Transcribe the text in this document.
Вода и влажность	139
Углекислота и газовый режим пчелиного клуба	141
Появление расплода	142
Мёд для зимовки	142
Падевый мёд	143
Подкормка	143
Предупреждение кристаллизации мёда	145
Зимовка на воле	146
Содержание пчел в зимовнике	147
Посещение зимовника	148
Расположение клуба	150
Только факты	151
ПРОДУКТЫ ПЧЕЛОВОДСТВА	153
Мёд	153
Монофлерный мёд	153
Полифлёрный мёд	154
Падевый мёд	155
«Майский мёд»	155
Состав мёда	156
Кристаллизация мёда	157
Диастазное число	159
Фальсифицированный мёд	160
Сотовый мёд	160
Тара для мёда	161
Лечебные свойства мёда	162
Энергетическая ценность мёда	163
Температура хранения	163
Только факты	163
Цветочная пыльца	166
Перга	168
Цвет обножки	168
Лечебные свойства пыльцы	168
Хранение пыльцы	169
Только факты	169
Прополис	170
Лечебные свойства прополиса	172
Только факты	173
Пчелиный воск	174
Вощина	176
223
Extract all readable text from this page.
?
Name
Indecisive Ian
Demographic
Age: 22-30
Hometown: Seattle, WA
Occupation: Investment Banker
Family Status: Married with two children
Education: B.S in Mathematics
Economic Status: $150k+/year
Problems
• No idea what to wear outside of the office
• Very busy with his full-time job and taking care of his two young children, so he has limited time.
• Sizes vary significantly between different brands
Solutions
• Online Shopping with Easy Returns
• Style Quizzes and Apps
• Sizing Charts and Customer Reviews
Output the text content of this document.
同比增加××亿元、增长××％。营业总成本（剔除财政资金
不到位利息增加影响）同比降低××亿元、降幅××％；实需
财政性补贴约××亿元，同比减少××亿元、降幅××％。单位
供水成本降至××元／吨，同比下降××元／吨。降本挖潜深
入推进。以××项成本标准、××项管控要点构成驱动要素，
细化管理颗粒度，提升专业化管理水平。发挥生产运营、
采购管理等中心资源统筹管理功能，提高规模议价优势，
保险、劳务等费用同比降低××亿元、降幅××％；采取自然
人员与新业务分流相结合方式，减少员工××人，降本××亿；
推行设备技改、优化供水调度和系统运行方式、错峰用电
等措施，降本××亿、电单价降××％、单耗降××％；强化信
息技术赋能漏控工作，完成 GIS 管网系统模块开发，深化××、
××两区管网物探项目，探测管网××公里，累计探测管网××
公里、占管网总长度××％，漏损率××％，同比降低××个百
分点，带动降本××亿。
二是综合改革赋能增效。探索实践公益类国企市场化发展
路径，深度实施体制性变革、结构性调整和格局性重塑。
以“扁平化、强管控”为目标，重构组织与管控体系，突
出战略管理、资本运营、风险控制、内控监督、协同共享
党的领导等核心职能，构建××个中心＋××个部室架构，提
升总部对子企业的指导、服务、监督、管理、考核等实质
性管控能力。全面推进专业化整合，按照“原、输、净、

#####

» **Task**
Every line in the data that holds "свойства" should be copied out.

» **Complete output**
Лечебные свойства мёда	162
Лечебные свойства пыльцы	168
Лечебные свойства прополиса	172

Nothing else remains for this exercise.